# INPUT
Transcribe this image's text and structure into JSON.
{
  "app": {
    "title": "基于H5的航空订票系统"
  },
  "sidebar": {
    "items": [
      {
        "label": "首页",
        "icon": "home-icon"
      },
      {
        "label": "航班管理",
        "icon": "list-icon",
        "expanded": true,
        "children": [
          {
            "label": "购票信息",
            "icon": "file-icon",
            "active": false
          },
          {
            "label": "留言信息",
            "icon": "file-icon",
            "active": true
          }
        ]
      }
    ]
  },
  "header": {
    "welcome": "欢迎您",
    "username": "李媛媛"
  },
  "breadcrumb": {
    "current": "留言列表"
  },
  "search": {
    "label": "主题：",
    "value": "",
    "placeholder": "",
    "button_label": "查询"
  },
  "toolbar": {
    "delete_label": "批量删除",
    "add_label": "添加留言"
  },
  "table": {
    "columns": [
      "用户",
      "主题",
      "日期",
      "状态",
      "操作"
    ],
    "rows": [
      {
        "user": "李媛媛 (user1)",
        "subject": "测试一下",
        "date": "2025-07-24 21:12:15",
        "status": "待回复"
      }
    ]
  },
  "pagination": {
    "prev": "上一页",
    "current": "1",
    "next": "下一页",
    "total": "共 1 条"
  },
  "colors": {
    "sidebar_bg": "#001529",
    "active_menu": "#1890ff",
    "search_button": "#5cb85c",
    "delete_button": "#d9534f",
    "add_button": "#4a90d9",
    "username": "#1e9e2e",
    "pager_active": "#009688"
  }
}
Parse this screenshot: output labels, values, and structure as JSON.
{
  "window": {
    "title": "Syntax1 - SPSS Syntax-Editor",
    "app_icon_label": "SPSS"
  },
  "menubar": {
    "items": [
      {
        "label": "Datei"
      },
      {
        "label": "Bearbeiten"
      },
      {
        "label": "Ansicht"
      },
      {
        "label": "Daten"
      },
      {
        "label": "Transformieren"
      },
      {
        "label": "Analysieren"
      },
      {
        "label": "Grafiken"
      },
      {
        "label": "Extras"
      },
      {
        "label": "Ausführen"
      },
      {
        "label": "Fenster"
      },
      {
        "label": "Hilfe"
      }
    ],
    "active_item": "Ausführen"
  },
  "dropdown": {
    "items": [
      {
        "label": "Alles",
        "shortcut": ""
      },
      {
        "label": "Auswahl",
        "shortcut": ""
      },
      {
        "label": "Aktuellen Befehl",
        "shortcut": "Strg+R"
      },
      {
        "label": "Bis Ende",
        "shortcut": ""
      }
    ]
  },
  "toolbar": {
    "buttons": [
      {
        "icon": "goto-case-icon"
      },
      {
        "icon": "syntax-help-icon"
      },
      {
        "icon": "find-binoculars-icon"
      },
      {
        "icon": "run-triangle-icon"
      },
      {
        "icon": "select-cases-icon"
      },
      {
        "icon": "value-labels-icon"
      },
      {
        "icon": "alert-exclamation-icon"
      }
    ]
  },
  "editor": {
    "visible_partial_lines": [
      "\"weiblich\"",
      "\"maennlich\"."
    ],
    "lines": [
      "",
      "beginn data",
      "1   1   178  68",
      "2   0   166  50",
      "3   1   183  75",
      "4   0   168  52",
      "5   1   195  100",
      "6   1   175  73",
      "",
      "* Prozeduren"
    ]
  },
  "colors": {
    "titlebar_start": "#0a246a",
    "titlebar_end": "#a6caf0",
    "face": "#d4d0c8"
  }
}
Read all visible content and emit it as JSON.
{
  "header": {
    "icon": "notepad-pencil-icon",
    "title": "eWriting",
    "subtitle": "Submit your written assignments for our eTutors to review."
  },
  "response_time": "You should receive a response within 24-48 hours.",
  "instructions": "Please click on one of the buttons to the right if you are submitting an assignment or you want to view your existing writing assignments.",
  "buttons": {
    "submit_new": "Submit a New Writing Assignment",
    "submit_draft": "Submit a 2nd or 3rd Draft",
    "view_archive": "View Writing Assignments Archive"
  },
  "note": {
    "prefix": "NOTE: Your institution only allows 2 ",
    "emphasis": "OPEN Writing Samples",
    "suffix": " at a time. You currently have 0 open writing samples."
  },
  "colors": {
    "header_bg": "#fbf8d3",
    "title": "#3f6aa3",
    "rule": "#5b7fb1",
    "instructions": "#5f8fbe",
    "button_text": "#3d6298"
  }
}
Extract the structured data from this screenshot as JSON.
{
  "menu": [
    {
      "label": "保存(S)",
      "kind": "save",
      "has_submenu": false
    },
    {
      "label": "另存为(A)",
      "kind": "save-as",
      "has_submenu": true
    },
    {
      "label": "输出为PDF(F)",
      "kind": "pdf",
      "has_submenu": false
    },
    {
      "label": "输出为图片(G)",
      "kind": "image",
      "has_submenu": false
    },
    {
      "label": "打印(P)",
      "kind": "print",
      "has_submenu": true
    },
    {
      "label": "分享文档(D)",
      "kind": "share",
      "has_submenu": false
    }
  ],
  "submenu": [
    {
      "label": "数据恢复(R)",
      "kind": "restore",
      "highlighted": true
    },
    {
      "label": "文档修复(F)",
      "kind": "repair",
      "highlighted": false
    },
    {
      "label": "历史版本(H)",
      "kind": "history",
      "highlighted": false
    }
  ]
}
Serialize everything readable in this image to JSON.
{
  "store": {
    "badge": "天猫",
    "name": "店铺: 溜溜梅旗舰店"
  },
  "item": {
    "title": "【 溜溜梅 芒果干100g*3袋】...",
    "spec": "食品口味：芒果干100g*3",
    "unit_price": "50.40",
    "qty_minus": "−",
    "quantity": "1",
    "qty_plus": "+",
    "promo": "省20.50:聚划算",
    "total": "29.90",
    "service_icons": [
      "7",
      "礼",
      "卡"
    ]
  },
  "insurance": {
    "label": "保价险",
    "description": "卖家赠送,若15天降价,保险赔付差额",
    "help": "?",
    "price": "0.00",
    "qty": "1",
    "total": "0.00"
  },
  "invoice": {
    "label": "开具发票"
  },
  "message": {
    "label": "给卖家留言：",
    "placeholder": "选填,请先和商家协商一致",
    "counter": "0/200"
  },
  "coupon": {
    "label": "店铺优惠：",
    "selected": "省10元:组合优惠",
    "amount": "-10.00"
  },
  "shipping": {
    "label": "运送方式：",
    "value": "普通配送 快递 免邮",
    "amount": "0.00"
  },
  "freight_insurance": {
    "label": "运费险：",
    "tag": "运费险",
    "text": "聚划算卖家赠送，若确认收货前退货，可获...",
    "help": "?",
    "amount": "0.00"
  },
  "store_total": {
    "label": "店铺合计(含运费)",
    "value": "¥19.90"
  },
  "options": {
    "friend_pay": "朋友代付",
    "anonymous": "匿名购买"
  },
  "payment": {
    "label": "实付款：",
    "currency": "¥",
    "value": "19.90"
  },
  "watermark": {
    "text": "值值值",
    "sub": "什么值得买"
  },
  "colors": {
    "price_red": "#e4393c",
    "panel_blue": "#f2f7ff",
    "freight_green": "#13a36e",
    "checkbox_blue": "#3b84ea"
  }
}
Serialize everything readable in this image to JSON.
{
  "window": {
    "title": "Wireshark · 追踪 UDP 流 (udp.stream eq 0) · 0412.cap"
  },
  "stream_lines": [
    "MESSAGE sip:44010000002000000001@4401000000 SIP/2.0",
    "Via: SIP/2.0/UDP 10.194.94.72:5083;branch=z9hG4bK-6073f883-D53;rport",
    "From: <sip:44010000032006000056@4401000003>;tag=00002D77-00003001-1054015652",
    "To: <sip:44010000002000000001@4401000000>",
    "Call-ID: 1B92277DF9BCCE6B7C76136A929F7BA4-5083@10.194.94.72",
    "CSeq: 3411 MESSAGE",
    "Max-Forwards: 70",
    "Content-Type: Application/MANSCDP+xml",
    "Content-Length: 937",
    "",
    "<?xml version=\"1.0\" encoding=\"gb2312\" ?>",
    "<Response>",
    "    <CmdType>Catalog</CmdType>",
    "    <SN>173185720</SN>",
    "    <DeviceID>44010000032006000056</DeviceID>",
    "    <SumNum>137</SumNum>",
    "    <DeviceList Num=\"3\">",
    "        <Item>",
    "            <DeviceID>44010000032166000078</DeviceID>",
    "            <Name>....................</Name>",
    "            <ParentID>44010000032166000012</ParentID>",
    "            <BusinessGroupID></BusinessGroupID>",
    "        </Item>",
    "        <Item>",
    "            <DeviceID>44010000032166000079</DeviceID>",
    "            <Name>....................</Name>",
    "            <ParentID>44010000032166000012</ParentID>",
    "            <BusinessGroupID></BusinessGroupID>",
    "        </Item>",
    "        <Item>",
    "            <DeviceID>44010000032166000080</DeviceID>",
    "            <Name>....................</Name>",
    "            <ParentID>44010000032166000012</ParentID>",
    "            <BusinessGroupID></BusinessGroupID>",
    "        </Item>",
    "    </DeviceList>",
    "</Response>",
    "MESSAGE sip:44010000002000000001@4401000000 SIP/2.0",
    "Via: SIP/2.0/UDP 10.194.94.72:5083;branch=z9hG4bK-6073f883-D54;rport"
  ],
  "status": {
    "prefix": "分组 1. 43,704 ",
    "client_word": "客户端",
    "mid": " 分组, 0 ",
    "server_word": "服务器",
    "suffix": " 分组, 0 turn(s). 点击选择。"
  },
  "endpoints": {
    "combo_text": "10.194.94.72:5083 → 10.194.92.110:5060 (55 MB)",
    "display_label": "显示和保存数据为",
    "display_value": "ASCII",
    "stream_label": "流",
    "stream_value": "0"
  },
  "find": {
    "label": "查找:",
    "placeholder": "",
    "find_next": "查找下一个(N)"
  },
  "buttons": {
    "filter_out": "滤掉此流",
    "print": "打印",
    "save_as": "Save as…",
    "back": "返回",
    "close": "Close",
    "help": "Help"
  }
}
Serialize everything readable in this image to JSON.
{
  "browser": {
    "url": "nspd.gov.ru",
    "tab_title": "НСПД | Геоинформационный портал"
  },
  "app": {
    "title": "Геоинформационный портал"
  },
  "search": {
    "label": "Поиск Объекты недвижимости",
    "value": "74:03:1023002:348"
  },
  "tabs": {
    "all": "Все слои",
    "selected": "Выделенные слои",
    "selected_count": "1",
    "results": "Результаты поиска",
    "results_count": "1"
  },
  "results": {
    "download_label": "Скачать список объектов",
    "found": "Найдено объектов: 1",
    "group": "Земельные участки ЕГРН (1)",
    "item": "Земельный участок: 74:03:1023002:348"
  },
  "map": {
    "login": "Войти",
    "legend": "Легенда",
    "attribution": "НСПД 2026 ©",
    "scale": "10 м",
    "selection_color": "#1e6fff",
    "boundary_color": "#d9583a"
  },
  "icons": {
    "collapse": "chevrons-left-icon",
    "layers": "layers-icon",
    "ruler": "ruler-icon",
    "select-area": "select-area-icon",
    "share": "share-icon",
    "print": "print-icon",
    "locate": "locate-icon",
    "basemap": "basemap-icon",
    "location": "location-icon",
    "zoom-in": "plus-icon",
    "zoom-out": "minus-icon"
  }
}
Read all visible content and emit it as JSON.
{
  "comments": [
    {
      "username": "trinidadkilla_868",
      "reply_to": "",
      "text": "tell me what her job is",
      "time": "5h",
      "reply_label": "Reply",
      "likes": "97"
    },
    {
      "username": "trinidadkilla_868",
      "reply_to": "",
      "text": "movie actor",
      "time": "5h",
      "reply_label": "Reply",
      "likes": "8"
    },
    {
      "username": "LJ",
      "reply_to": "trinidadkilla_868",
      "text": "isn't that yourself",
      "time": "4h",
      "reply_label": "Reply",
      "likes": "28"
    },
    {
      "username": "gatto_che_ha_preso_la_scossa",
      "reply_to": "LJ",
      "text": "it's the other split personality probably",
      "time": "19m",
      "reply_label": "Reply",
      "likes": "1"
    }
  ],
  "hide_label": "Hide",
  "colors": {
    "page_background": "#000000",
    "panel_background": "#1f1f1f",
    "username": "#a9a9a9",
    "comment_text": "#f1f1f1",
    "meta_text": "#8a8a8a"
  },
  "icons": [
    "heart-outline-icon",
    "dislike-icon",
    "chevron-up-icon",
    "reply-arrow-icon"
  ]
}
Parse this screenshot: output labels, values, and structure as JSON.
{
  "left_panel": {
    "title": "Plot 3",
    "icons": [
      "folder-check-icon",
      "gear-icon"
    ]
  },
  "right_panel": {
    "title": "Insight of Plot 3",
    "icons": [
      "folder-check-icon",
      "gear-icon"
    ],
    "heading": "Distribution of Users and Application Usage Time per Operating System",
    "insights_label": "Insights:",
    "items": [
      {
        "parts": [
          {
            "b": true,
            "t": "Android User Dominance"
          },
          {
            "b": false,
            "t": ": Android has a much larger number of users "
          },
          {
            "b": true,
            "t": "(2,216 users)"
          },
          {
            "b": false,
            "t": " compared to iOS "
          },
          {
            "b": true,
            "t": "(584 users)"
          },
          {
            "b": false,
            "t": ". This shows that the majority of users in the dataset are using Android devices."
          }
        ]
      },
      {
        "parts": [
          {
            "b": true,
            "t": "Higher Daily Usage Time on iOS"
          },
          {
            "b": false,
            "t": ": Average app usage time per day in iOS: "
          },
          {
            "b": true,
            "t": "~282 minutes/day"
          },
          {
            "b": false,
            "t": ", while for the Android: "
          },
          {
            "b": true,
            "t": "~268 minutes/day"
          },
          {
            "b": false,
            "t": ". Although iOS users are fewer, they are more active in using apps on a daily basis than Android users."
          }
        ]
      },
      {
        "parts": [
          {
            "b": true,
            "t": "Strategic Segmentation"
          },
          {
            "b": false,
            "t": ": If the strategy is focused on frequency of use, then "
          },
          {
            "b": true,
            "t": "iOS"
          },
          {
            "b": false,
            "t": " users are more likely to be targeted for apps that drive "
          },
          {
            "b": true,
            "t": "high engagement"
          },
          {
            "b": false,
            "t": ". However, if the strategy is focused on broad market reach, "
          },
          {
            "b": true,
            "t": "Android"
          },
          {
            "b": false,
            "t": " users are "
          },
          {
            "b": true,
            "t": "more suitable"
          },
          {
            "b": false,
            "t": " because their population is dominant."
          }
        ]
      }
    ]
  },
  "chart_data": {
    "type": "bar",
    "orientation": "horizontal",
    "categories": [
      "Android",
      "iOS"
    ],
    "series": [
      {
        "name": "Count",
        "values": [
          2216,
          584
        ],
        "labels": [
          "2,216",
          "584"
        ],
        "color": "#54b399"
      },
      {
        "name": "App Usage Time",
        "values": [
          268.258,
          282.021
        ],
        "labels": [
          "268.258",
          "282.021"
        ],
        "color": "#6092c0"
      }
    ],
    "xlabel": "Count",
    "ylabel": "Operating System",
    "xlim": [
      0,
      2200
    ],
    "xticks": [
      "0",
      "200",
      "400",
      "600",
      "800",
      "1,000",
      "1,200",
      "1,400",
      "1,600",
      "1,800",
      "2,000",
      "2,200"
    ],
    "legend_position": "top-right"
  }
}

# TASK
Tally the lines of the listing that include "suffix". Reply with nothing but the count.

# FINAL RESULT
2